- [Request]:
Each line that holds the word "minutes" counts once; report how many lines do so and nothing else.

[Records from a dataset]
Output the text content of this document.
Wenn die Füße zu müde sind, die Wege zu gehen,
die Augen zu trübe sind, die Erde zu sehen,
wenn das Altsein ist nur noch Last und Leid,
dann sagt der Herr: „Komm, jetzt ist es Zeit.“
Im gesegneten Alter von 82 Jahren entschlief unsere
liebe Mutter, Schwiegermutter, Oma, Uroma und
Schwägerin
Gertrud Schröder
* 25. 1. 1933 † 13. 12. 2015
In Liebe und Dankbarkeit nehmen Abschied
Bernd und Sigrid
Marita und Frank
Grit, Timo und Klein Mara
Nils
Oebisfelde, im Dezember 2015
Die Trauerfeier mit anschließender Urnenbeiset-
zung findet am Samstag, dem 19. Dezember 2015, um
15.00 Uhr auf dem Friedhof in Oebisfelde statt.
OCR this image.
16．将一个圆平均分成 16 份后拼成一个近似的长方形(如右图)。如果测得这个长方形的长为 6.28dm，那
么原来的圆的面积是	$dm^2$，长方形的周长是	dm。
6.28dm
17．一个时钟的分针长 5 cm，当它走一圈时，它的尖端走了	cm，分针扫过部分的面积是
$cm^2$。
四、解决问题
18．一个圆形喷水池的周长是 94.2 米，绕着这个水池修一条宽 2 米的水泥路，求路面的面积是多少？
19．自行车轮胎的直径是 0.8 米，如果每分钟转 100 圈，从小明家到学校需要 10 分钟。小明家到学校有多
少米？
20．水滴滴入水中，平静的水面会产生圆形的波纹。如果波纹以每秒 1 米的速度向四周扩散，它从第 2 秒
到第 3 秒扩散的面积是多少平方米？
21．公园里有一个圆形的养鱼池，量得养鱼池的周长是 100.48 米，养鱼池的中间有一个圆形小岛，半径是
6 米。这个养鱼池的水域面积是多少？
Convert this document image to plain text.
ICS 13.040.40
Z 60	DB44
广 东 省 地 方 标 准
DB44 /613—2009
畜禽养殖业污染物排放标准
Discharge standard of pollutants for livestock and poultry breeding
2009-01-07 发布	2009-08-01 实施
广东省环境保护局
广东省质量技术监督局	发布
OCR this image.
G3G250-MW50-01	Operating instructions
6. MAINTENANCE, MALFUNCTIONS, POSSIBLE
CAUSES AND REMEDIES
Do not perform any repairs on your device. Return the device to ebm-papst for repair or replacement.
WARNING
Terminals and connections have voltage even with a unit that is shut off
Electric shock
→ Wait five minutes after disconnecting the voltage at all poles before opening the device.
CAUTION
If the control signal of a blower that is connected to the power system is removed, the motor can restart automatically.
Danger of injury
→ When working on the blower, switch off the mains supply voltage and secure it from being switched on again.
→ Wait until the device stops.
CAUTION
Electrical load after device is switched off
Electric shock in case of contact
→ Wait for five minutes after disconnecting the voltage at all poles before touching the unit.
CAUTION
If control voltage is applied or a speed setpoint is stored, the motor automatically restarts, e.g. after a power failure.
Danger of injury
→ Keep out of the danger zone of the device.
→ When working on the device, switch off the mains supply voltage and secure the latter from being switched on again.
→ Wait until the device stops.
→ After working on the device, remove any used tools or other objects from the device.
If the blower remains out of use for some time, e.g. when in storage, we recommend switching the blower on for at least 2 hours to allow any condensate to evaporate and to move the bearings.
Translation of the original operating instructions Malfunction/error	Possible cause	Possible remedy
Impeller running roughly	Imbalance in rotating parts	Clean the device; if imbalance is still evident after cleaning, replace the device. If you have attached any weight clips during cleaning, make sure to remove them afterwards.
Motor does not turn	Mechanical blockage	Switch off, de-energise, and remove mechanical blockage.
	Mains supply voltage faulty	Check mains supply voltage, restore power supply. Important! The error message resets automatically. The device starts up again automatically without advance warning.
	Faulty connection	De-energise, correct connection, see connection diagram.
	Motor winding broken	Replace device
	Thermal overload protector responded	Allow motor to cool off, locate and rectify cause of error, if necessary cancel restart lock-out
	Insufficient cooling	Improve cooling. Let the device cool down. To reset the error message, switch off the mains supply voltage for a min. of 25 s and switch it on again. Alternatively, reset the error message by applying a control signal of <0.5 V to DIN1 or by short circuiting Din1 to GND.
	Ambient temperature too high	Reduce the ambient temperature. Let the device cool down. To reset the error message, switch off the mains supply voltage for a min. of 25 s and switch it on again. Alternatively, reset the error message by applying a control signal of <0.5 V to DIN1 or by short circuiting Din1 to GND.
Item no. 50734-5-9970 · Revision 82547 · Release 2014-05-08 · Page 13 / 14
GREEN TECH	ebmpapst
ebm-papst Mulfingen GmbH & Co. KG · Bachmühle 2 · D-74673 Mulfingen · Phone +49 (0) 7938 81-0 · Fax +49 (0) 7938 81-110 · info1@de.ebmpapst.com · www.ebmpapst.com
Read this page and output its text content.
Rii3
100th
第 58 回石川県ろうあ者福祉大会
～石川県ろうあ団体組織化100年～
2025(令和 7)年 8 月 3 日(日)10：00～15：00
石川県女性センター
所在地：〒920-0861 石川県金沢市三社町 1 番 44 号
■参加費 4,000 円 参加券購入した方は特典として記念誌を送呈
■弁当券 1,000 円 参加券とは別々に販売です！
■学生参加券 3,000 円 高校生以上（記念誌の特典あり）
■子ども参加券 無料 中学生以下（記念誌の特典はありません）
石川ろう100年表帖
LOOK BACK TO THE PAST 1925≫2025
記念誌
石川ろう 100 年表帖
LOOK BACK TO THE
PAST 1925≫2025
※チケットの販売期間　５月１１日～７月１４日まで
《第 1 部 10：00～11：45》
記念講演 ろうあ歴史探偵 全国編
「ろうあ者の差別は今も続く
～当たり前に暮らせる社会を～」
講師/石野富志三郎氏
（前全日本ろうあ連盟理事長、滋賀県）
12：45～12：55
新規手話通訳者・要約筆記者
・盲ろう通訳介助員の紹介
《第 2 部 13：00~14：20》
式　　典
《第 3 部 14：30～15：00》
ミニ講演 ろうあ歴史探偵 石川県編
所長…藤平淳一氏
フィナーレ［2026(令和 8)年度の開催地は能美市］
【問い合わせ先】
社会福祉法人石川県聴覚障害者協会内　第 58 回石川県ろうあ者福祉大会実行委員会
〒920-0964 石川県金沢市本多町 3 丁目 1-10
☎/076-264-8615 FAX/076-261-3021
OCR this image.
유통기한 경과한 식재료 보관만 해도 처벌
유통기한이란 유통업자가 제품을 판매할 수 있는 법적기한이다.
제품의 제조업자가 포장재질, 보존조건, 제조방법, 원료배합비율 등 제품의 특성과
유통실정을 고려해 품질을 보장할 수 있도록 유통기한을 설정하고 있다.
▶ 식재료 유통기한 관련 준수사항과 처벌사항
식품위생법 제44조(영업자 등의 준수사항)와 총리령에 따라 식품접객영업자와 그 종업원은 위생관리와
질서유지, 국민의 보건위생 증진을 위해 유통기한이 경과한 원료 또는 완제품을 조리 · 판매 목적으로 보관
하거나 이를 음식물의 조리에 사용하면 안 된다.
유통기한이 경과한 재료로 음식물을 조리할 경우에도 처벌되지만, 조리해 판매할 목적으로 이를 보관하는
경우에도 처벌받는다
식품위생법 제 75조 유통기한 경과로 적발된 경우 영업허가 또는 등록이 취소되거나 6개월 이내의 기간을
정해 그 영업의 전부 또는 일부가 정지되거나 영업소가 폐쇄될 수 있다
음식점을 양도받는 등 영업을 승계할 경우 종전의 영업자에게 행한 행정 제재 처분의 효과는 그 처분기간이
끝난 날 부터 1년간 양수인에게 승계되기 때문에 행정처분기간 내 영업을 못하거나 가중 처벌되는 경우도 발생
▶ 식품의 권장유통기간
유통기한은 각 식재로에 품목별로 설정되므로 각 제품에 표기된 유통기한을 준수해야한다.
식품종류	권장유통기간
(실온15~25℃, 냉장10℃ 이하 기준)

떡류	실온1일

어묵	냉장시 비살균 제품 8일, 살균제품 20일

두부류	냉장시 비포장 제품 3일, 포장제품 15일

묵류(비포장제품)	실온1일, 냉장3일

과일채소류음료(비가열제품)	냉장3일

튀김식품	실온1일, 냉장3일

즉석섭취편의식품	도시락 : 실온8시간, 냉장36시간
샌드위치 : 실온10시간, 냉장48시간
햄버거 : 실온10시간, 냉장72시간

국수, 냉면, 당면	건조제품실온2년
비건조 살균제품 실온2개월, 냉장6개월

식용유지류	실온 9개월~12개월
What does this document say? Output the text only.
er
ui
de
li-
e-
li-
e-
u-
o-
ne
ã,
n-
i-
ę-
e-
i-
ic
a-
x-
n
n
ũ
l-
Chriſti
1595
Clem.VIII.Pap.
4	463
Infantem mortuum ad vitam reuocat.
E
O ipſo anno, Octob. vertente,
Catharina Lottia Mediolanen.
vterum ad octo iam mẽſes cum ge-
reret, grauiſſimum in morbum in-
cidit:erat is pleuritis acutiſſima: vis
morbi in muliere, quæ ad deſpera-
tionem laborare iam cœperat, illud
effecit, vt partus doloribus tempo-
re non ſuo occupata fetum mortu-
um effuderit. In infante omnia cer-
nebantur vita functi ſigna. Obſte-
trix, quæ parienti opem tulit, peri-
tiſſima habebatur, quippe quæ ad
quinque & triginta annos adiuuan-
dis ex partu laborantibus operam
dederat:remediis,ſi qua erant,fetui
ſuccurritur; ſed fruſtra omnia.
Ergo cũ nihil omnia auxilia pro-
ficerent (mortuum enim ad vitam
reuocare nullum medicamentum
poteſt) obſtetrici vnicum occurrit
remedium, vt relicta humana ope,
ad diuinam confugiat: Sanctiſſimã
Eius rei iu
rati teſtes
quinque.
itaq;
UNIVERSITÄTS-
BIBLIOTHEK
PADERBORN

- [Answer below]:
2